What to produce:
How many lines of the records hold the string "type"? Reply with the number alone.

══ Material for the task

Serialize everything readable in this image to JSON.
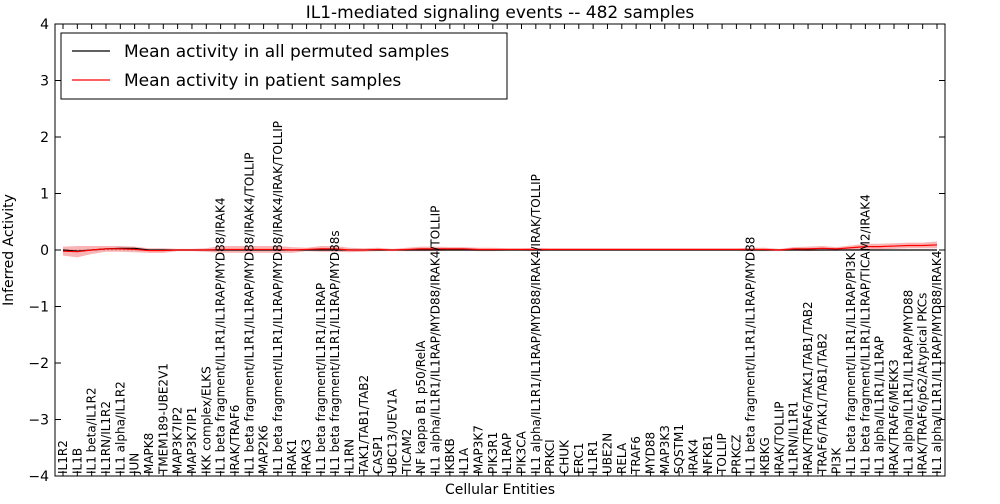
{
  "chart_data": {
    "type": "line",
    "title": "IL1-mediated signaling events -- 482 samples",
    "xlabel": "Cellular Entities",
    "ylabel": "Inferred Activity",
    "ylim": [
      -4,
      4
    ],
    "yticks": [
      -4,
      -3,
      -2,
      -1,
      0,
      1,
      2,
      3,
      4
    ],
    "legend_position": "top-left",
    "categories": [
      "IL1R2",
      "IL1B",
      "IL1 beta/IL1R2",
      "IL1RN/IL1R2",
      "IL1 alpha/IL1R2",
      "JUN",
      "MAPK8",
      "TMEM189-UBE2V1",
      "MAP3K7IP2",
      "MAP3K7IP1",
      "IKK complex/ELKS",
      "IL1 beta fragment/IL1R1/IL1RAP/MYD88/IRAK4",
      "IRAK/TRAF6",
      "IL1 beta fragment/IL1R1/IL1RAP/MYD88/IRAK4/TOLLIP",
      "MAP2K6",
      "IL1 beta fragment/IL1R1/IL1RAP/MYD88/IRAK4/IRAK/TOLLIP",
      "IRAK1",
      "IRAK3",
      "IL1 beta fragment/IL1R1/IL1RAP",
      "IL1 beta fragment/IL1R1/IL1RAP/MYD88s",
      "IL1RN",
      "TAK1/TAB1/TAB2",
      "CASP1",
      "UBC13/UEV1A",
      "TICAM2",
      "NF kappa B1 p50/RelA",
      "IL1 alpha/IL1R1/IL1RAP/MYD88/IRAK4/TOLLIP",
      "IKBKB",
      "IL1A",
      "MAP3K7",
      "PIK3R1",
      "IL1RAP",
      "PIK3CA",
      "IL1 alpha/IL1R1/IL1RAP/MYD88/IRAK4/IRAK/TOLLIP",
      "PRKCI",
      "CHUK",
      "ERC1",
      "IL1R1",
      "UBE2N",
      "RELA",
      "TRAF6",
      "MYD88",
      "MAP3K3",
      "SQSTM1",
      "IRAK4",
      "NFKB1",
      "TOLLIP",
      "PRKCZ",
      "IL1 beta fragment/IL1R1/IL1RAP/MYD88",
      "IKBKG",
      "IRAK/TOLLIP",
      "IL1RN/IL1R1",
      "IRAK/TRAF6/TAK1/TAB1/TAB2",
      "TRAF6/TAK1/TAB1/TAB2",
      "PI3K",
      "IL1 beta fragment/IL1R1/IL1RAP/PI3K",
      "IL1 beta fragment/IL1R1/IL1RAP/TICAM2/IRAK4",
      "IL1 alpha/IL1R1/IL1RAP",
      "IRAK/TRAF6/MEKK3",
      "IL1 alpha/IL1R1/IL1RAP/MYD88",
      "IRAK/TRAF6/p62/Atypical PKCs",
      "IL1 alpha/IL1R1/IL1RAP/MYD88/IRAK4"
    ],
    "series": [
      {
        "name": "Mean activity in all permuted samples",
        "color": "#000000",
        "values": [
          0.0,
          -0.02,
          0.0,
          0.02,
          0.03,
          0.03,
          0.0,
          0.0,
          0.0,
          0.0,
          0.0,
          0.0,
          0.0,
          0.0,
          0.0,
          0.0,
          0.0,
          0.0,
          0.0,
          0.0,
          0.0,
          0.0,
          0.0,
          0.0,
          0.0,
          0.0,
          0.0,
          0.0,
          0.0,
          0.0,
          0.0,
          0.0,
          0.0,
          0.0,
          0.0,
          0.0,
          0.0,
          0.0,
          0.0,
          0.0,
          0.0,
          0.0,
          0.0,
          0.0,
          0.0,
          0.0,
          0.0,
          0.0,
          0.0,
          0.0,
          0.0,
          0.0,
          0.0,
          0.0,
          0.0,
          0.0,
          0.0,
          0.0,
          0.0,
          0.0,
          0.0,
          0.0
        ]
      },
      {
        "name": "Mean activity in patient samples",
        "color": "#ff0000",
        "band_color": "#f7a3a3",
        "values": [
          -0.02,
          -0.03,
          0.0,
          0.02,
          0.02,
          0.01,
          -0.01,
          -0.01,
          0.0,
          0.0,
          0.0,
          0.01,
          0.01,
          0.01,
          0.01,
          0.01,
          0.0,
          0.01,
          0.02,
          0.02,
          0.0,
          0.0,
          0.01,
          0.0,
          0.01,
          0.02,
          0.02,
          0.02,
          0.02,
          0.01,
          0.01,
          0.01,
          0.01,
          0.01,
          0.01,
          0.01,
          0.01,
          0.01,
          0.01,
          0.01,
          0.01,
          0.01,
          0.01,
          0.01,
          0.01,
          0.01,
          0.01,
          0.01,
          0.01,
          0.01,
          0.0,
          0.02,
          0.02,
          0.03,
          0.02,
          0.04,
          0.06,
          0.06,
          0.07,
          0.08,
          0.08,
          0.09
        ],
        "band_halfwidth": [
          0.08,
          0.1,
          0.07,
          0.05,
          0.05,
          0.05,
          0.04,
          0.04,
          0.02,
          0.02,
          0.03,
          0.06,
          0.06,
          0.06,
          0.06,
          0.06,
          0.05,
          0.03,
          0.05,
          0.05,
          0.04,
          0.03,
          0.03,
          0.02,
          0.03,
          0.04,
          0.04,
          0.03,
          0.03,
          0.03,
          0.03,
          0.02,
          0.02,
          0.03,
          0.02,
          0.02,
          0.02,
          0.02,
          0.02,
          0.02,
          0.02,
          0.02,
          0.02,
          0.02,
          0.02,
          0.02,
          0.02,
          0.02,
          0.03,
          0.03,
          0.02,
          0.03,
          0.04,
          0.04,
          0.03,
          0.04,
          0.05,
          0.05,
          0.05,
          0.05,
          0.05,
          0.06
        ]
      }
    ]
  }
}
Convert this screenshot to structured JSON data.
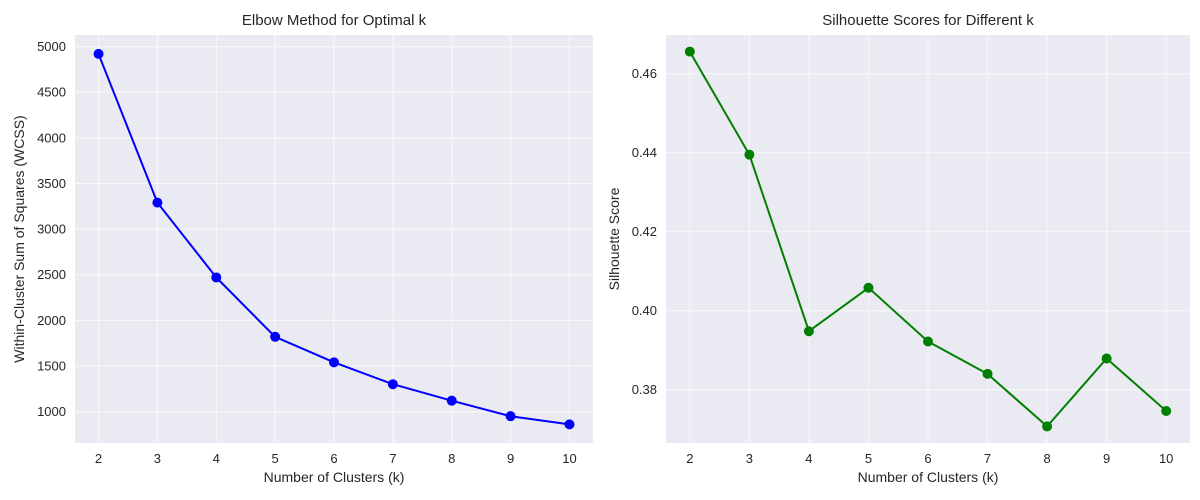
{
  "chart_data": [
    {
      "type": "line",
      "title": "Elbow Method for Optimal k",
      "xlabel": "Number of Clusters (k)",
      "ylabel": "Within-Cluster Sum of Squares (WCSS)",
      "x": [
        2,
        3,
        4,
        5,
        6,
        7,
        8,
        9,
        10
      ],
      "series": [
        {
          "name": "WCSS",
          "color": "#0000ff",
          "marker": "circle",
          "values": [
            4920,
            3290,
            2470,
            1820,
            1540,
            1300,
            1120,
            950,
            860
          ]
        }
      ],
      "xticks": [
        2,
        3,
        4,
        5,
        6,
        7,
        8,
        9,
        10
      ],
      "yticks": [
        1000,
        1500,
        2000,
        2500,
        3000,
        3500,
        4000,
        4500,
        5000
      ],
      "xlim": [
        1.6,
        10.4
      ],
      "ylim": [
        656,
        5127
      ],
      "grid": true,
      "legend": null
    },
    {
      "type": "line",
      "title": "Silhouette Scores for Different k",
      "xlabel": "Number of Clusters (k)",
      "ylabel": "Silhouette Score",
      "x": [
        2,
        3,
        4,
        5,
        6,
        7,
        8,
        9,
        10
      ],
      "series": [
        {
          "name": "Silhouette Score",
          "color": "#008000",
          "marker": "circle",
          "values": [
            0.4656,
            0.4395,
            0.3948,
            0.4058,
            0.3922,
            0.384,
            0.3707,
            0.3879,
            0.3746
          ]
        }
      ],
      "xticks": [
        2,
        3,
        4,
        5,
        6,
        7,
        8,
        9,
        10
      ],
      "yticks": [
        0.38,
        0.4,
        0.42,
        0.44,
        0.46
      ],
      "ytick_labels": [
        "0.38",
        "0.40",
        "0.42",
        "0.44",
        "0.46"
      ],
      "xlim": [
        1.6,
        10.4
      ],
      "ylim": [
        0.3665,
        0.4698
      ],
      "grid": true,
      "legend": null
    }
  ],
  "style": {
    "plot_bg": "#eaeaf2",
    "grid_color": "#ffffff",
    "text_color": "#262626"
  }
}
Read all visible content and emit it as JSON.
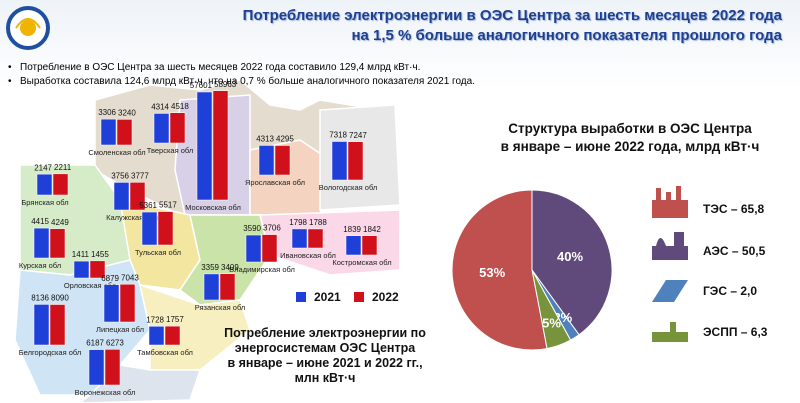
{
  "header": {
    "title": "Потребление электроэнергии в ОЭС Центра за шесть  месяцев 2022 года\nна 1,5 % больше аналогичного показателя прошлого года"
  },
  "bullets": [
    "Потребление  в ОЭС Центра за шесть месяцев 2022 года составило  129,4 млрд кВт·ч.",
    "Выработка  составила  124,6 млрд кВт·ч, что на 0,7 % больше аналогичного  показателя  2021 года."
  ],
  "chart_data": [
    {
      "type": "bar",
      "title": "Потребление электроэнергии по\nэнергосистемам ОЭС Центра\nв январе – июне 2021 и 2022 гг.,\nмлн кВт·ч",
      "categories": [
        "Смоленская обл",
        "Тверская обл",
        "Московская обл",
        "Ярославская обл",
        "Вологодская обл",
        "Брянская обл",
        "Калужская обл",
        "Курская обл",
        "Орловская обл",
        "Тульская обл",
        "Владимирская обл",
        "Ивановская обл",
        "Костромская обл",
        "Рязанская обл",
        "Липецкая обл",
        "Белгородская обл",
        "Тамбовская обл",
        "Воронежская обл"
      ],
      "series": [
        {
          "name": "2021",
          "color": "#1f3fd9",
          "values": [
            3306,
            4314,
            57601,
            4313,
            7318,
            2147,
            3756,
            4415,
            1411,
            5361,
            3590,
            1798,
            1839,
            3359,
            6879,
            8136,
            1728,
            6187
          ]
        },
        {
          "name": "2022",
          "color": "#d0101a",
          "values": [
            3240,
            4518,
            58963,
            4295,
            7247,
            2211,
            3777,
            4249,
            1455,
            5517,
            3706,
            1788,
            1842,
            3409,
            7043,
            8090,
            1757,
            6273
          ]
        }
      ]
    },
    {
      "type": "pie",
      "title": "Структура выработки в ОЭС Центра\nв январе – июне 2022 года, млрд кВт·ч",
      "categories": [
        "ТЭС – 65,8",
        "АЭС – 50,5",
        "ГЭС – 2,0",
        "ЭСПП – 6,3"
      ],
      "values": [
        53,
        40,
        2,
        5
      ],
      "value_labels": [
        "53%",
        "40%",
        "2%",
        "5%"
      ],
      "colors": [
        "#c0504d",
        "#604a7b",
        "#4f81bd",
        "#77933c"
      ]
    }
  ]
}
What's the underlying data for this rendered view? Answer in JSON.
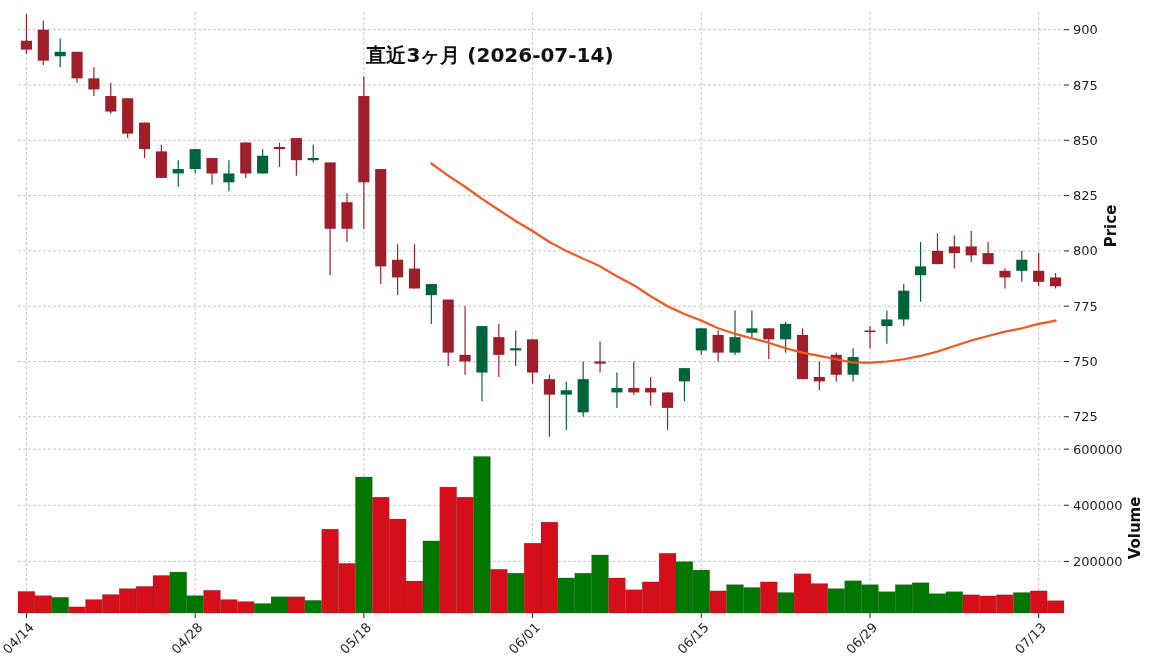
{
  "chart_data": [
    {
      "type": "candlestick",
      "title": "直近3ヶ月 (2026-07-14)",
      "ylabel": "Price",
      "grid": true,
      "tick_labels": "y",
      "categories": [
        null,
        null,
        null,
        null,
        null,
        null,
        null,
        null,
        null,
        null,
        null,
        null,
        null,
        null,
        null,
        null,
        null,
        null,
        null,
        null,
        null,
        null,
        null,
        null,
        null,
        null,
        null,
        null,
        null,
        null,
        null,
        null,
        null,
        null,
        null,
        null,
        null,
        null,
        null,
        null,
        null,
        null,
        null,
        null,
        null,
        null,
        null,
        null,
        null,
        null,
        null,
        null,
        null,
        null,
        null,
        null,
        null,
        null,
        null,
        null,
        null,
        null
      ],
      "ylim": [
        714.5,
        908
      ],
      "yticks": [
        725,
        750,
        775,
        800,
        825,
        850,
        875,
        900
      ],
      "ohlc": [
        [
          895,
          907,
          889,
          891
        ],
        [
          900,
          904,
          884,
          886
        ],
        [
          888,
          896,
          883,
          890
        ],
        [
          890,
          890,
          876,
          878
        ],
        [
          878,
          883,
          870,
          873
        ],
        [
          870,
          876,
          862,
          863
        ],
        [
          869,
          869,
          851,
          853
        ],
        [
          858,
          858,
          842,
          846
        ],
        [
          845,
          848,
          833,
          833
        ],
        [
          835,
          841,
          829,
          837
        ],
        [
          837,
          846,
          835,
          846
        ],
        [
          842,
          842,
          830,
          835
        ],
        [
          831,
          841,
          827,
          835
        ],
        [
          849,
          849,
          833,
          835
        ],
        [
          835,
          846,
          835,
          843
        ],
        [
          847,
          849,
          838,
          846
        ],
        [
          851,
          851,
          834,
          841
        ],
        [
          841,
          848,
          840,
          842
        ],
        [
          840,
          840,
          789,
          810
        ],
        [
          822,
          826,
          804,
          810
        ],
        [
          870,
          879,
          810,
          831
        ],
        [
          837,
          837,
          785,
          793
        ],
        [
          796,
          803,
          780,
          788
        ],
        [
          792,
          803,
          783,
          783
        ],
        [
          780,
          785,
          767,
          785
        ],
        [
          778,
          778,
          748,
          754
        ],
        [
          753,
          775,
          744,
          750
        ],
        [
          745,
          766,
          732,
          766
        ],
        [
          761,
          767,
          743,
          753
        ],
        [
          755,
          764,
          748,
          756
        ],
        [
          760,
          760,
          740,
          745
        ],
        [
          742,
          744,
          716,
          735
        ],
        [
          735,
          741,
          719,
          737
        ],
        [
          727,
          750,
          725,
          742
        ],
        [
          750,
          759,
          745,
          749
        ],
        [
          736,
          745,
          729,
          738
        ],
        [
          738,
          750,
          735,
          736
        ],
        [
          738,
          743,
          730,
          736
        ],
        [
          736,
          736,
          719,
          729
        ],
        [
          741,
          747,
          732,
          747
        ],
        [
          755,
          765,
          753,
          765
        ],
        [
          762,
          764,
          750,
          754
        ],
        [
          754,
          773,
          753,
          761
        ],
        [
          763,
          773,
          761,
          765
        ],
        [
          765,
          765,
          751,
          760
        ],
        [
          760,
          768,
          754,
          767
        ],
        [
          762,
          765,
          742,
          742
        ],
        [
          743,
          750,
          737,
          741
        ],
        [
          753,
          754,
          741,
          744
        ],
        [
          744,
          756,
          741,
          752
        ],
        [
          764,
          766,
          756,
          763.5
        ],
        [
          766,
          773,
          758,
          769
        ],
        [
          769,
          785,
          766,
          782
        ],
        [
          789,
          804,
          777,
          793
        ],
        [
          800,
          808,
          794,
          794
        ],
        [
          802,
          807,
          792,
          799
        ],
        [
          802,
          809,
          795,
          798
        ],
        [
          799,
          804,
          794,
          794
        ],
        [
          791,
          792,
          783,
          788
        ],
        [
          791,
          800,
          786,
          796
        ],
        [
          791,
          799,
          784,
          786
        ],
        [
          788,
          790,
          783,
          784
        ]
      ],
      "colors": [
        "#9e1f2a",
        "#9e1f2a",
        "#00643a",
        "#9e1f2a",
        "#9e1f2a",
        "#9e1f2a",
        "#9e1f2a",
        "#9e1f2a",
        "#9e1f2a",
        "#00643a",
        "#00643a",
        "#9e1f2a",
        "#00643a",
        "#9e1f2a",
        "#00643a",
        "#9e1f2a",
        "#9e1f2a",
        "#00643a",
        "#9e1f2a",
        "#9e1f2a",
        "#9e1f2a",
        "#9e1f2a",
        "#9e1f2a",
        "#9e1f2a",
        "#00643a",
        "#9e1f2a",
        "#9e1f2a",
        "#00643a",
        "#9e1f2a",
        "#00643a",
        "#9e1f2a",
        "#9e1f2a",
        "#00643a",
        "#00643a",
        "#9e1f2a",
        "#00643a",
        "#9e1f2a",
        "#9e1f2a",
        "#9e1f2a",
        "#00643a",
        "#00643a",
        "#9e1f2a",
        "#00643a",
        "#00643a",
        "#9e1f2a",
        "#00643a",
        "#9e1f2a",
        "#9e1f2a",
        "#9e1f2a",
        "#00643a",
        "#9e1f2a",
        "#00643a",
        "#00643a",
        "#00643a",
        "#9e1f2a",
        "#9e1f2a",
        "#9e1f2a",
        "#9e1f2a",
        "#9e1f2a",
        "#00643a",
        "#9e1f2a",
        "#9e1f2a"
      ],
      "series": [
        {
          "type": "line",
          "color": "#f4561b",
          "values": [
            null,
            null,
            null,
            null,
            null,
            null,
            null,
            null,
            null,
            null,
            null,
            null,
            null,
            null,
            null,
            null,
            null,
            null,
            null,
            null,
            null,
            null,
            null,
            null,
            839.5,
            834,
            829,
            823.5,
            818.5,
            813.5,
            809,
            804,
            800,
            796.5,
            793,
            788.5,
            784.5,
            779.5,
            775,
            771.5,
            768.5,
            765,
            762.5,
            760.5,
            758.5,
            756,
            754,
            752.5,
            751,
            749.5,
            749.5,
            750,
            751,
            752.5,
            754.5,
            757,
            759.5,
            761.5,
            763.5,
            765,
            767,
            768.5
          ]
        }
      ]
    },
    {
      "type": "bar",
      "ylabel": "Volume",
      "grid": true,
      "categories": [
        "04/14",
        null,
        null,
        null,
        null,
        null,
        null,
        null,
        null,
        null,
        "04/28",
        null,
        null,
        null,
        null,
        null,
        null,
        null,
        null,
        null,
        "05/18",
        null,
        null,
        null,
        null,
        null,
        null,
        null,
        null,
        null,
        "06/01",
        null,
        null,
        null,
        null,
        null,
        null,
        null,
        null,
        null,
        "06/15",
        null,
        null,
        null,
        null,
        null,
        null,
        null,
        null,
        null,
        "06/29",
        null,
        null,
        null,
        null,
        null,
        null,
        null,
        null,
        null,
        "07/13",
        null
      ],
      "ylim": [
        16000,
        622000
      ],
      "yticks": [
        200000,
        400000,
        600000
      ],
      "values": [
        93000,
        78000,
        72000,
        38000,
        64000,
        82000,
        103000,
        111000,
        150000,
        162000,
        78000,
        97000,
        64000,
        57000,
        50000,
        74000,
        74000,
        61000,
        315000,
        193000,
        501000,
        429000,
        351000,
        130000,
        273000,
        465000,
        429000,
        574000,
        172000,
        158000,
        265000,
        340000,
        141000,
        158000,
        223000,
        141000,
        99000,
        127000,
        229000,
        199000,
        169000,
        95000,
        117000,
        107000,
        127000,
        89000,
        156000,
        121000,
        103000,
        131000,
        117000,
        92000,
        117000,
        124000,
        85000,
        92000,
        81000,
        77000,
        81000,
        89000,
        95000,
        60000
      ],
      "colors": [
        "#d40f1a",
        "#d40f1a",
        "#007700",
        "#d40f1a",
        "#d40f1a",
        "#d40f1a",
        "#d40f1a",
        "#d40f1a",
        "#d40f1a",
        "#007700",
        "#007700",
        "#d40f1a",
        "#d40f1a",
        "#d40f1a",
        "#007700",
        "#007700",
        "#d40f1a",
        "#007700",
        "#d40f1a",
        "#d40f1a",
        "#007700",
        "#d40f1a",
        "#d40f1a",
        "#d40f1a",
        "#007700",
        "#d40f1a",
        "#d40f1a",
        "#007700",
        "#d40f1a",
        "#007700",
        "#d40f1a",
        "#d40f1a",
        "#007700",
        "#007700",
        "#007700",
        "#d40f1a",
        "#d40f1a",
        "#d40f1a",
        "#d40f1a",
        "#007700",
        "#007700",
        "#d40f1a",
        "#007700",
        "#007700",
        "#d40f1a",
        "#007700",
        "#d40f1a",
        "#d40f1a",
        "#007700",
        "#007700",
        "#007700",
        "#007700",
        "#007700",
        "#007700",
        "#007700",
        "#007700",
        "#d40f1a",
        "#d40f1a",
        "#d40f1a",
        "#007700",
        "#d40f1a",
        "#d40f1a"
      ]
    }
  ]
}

════

Complete response:
8